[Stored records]
⟨

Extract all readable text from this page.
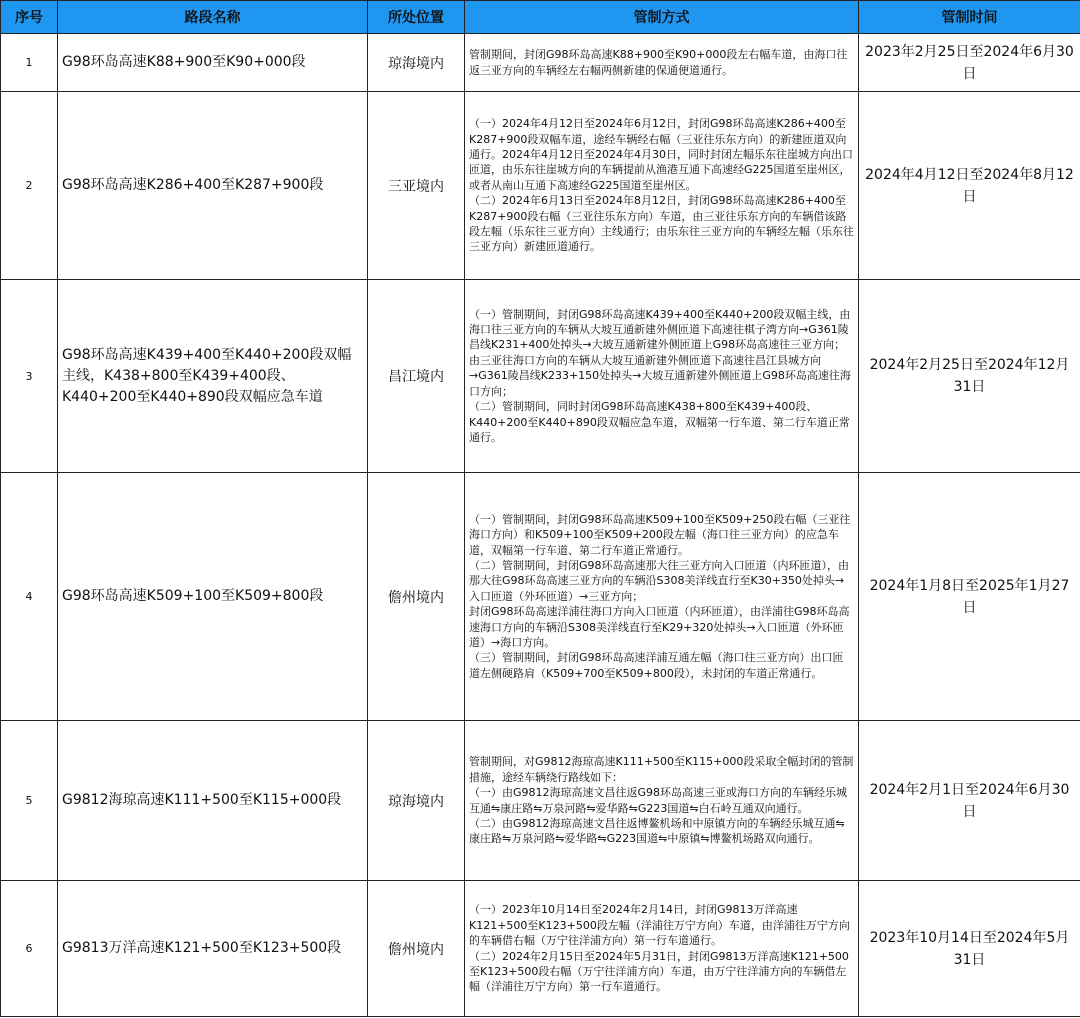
序号	路段名称	所处位置	管制方式	管制时间
1	G98环岛高速K88+900至K90+000段	琼海境内	管制期间，封闭G98环岛高速K88+900至K90+000段左右幅车道，由海口往返三亚方向的车辆经左右幅两侧新建的保通便道通行。	2023年2月25日至2024年6月30日
2	G98环岛高速K286+400至K287+900段	三亚境内	（一）2024年4月12日至2024年6月12日，封闭G98环岛高速K286+400至K287+900段双幅车道，途经车辆经右幅（三亚往乐东方向）的新建匝道双向通行。2024年4月12日至2024年4月30日，同时封闭左幅乐东往崖城方向出口匝道，由乐东往崖城方向的车辆提前从渔港互通下高速经G225国道至崖州区，或者从南山互通下高速经G225国道至崖州区。
（二）2024年6月13日至2024年8月12日，封闭G98环岛高速K286+400至K287+900段右幅（三亚往乐东方向）车道，由三亚往乐东方向的车辆借该路段左幅（乐东往三亚方向）主线通行；由乐东往三亚方向的车辆经左幅（乐东往三亚方向）新建匝道通行。	2024年4月12日至2024年8月12日
3	G98环岛高速K439+400至K440+200段双幅主线，K438+800至K439+400段、K440+200至K440+890段双幅应急车道	昌江境内	（一）管制期间，封闭G98环岛高速K439+400至K440+200段双幅主线，由海口往三亚方向的车辆从大坡互通新建外侧匝道下高速往棋子湾方向→G361陵昌线K231+400处掉头→大坡互通新建外侧匝道上G98环岛高速往三亚方向；
由三亚往海口方向的车辆从大坡互通新建外侧匝道下高速往昌江县城方向→G361陵昌线K233+150处掉头→大坡互通新建外侧匝道上G98环岛高速往海口方向；
（二）管制期间，同时封闭G98环岛高速K438+800至K439+400段、K440+200至K440+890段双幅应急车道，双幅第一行车道、第二行车道正常通行。	2024年2月25日至2024年12月31日
4	G98环岛高速K509+100至K509+800段	儋州境内	（一）管制期间，封闭G98环岛高速K509+100至K509+250段右幅（三亚往海口方向）和K509+100至K509+200段左幅（海口往三亚方向）的应急车道，双幅第一行车道、第二行车道正常通行。
（二）管制期间，封闭G98环岛高速那大往三亚方向入口匝道（内环匝道），由那大往G98环岛高速三亚方向的车辆沿S308美洋线直行至K30+350处掉头→入口匝道（外环匝道）→三亚方向；
封闭G98环岛高速洋浦往海口方向入口匝道（内环匝道），由洋浦往G98环岛高速海口方向的车辆沿S308美洋线直行至K29+320处掉头→入口匝道（外环匝道）→海口方向。
（三）管制期间，封闭G98环岛高速洋浦互通左幅（海口往三亚方向）出口匝道左侧硬路肩（K509+700至K509+800段），未封闭的车道正常通行。	2024年1月8日至2025年1月27日
5	G9812海琼高速K111+500至K115+000段	琼海境内	管制期间，对G9812海琼高速K111+500至K115+000段采取全幅封闭的管制措施，途经车辆绕行路线如下：
（一）由G9812海琼高速文昌往返G98环岛高速三亚或海口方向的车辆经乐城互通⇋康庄路⇋万泉河路⇋爱华路⇋G223国道⇋白石岭互通双向通行。
（二）由G9812海琼高速文昌往返博鳌机场和中原镇方向的车辆经乐城互通⇋康庄路⇋万泉河路⇋爱华路⇋G223国道⇋中原镇⇋博鳌机场路双向通行。	2024年2月1日至2024年6月30日
6	G9813万洋高速K121+500至K123+500段	儋州境内	（一）2023年10月14日至2024年2月14日，封闭G9813万洋高速K121+500至K123+500段左幅（洋浦往万宁方向）车道，由洋浦往万宁方向的车辆借右幅（万宁往洋浦方向）第一行车道通行。
（二）2024年2月15日至2024年5月31日，封闭G9813万洋高速K121+500至K123+500段右幅（万宁往洋浦方向）车道，由万宁往洋浦方向的车辆借左幅（洋浦往万宁方向）第一行车道通行。	2023年10月14日至2024年5月31日
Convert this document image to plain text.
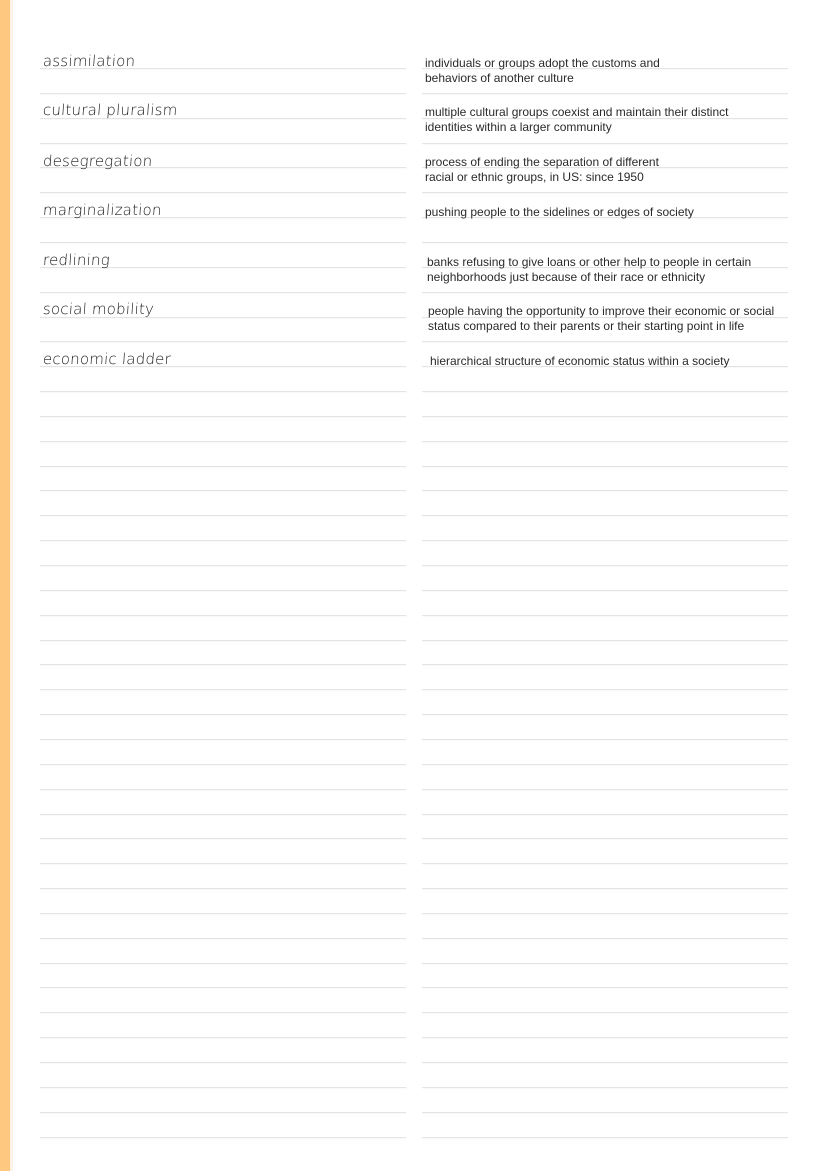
assimilation	individuals or groups adopt the customs and
behaviors of another culture
cultural pluralism	multiple cultural groups coexist and maintain their distinct
identities within a larger community
desegregation	process of ending the separation of different
racial or ethnic groups, in US: since 1950
marginalization	pushing people to the sidelines or edges of society
redlining	banks refusing to give loans or other help to people in certain
neighborhoods just because of their race or ethnicity
social mobility	people having the opportunity to improve their economic or social
status compared to their parents or their starting point in life
economic ladder	hierarchical structure of economic status within a society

⟩

◆ GIVEN INSTRUCTION ◆
Leave out the pictures and restate everything else word for word.

◆ WRITTEN ANSWER ◆
Extract all readable text from this page.
序号	路段名称	所处位置	管制方式	管制时间
1	G98环岛高速K88+900至K90+000段	琼海境内	管制期间，封闭G98环岛高速K88+900至K90+000段左右幅车道，由海口往返三亚方向的车辆经左右幅两侧新建的保通便道通行。	2023年2月25日至2024年6月30日
2	G98环岛高速K286+400至K287+900段	三亚境内	（一）2024年4月12日至2024年6月12日，封闭G98环岛高速K286+400至K287+900段双幅车道，途经车辆经右幅（三亚往乐东方向）的新建匝道双向通行。2024年4月12日至2024年4月30日，同时封闭左幅乐东往崖城方向出口匝道，由乐东往崖城方向的车辆提前从渔港互通下高速经G225国道至崖州区，或者从南山互通下高速经G225国道至崖州区。
（二）2024年6月13日至2024年8月12日，封闭G98环岛高速K286+400至K287+900段右幅（三亚往乐东方向）车道，由三亚往乐东方向的车辆借该路段左幅（乐东往三亚方向）主线通行；由乐东往三亚方向的车辆经左幅（乐东往三亚方向）新建匝道通行。	2024年4月12日至2024年8月12日
3	G98环岛高速K439+400至K440+200段双幅主线，K438+800至K439+400段、K440+200至K440+890段双幅应急车道	昌江境内	（一）管制期间，封闭G98环岛高速K439+400至K440+200段双幅主线，由海口往三亚方向的车辆从大坡互通新建外侧匝道下高速往棋子湾方向→G361陵昌线K231+400处掉头→大坡互通新建外侧匝道上G98环岛高速往三亚方向；
由三亚往海口方向的车辆从大坡互通新建外侧匝道下高速往昌江县城方向→G361陵昌线K233+150处掉头→大坡互通新建外侧匝道上G98环岛高速往海口方向；
（二）管制期间，同时封闭G98环岛高速K438+800至K439+400段、K440+200至K440+890段双幅应急车道，双幅第一行车道、第二行车道正常通行。	2024年2月25日至2024年12月31日
4	G98环岛高速K509+100至K509+800段	儋州境内	（一）管制期间，封闭G98环岛高速K509+100至K509+250段右幅（三亚往海口方向）和K509+100至K509+200段左幅（海口往三亚方向）的应急车道，双幅第一行车道、第二行车道正常通行。
（二）管制期间，封闭G98环岛高速那大往三亚方向入口匝道（内环匝道），由那大往G98环岛高速三亚方向的车辆沿S308美洋线直行至K30+350处掉头→入口匝道（外环匝道）→三亚方向；
封闭G98环岛高速洋浦往海口方向入口匝道（内环匝道），由洋浦往G98环岛高速海口方向的车辆沿S308美洋线直行至K29+320处掉头→入口匝道（外环匝道）→海口方向。
（三）管制期间，封闭G98环岛高速洋浦互通左幅（海口往三亚方向）出口匝道左侧硬路肩（K509+700至K509+800段），未封闭的车道正常通行。	2024年1月8日至2025年1月27日
5	G9812海琼高速K111+500至K115+000段	琼海境内	管制期间，对G9812海琼高速K111+500至K115+000段采取全幅封闭的管制措施，途经车辆绕行路线如下：
（一）由G9812海琼高速文昌往返G98环岛高速三亚或海口方向的车辆经乐城互通⇋康庄路⇋万泉河路⇋爱华路⇋G223国道⇋白石岭互通双向通行。
（二）由G9812海琼高速文昌往返博鳌机场和中原镇方向的车辆经乐城互通⇋康庄路⇋万泉河路⇋爱华路⇋G223国道⇋中原镇⇋博鳌机场路双向通行。	2024年2月1日至2024年6月30日
6	G9813万洋高速K121+500至K123+500段	儋州境内	（一）2023年10月14日至2024年2月14日，封闭G9813万洋高速K121+500至K123+500段左幅（洋浦往万宁方向）车道，由洋浦往万宁方向的车辆借右幅（万宁往洋浦方向）第一行车道通行。
（二）2024年2月15日至2024年5月31日，封闭G9813万洋高速K121+500至K123+500段右幅（万宁往洋浦方向）车道，由万宁往洋浦方向的车辆借左幅（洋浦往万宁方向）第一行车道通行。	2023年10月14日至2024年5月31日
Convert this document image to plain text.
assimilation	individuals or groups adopt the customs and
behaviors of another culture
cultural pluralism	multiple cultural groups coexist and maintain their distinct
identities within a larger community
desegregation	process of ending the separation of different
racial or ethnic groups, in US: since 1950
marginalization	pushing people to the sidelines or edges of society
redlining	banks refusing to give loans or other help to people in certain
neighborhoods just because of their race or ethnicity
social mobility	people having the opportunity to improve their economic or social
status compared to their parents or their starting point in life
economic ladder	hierarchical structure of economic status within a society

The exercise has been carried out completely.